Stored data
-- START --

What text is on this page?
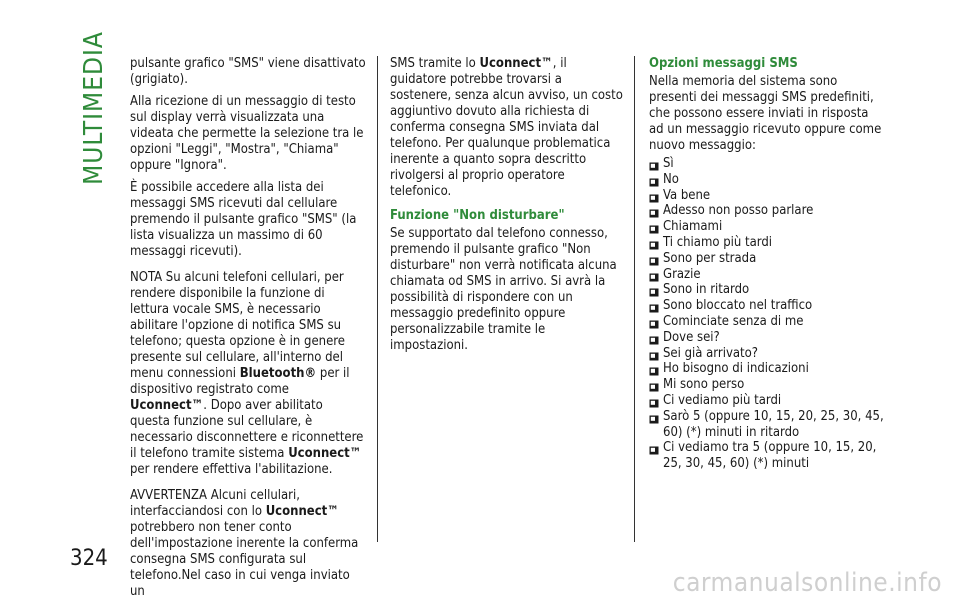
MULTIMEDIA
324

pulsante grafico "SMS" viene disattivato (grigiato).

Alla ricezione di un messaggio di testo sul display verrà visualizzata una videata che permette la selezione tra le opzioni "Leggi", "Mostra", "Chiama" oppure "Ignora".

È possibile accedere alla lista dei messaggi SMS ricevuti dal cellulare premendo il pulsante grafico "SMS" (la lista visualizza un massimo di 60 messaggi ricevuti).

NOTA Su alcuni telefoni cellulari, per rendere disponibile la funzione di lettura vocale SMS, è necessario abilitare l'opzione di notifica SMS su telefono; questa opzione è in genere presente sul cellulare, all'interno del menu connessioni Bluetooth® per il dispositivo registrato come Uconnect™. Dopo aver abilitato questa funzione sul cellulare, è necessario disconnettere e riconnettere il telefono tramite sistema Uconnect™ per rendere effettiva l'abilitazione.

AVVERTENZA Alcuni cellulari, interfacciandosi con lo Uconnect™ potrebbero non tener conto dell'impostazione inerente la conferma consegna SMS configurata sul telefono.Nel caso in cui venga inviato un

SMS tramite lo Uconnect™, il guidatore potrebbe trovarsi a sostenere, senza alcun avviso, un costo aggiuntivo dovuto alla richiesta di conferma consegna SMS inviata dal telefono. Per qualunque problematica inerente a quanto sopra descritto rivolgersi al proprio operatore telefonico.

Funzione "Non disturbare"

Se supportato dal telefono connesso, premendo il pulsante grafico "Non disturbare" non verrà notificata alcuna chiamata od SMS in arrivo. Si avrà la possibilità di rispondere con un messaggio predefinito oppure personalizzabile tramite le impostazioni.

Opzioni messaggi SMS

Nella memoria del sistema sono presenti dei messaggi SMS predefiniti, che possono essere inviati in risposta ad un messaggio ricevuto oppure come nuovo messaggio:

Sì
No
Va bene
Adesso non posso parlare
Chiamami
Ti chiamo più tardi
Sono per strada
Grazie
Sono in ritardo
Sono bloccato nel traffico
Cominciate senza di me
Dove sei?
Sei già arrivato?
Ho bisogno di indicazioni
Mi sono perso
Ci vediamo più tardi
Sarò 5 (oppure 10, 15, 20, 25, 30, 45, 60) (*) minuti in ritardo
Ci vediamo tra 5 (oppure 10, 15, 20, 25, 30, 45, 60) (*) minuti
carmanualsonline.info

-- END --

- [Requirement] Pictures in the records should not appear in your copy, but everything else must be transcribed exactly.

- [Answer to this exercise]
What text is on this page?
MULTIMEDIA
324

pulsante grafico "SMS" viene disattivato (grigiato).

Alla ricezione di un messaggio di testo sul display verrà visualizzata una videata che permette la selezione tra le opzioni "Leggi", "Mostra", "Chiama" oppure "Ignora".

È possibile accedere alla lista dei messaggi SMS ricevuti dal cellulare premendo il pulsante grafico "SMS" (la lista visualizza un massimo di 60 messaggi ricevuti).

NOTA Su alcuni telefoni cellulari, per rendere disponibile la funzione di lettura vocale SMS, è necessario abilitare l'opzione di notifica SMS su telefono; questa opzione è in genere presente sul cellulare, all'interno del menu connessioni Bluetooth® per il dispositivo registrato come Uconnect™. Dopo aver abilitato questa funzione sul cellulare, è necessario disconnettere e riconnettere il telefono tramite sistema Uconnect™ per rendere effettiva l'abilitazione.

AVVERTENZA Alcuni cellulari, interfacciandosi con lo Uconnect™ potrebbero non tener conto dell'impostazione inerente la conferma consegna SMS configurata sul telefono.Nel caso in cui venga inviato un

SMS tramite lo Uconnect™, il guidatore potrebbe trovarsi a sostenere, senza alcun avviso, un costo aggiuntivo dovuto alla richiesta di conferma consegna SMS inviata dal telefono. Per qualunque problematica inerente a quanto sopra descritto rivolgersi al proprio operatore telefonico.

Funzione "Non disturbare"

Se supportato dal telefono connesso, premendo il pulsante grafico "Non disturbare" non verrà notificata alcuna chiamata od SMS in arrivo. Si avrà la possibilità di rispondere con un messaggio predefinito oppure personalizzabile tramite le impostazioni.

Opzioni messaggi SMS

Nella memoria del sistema sono presenti dei messaggi SMS predefiniti, che possono essere inviati in risposta ad un messaggio ricevuto oppure come nuovo messaggio:

Sì
No
Va bene
Adesso non posso parlare
Chiamami
Ti chiamo più tardi
Sono per strada
Grazie
Sono in ritardo
Sono bloccato nel traffico
Cominciate senza di me
Dove sei?
Sei già arrivato?
Ho bisogno di indicazioni
Mi sono perso
Ci vediamo più tardi
Sarò 5 (oppure 10, 15, 20, 25, 30, 45, 60) (*) minuti in ritardo
Ci vediamo tra 5 (oppure 10, 15, 20, 25, 30, 45, 60) (*) minuti
carmanualsonline.info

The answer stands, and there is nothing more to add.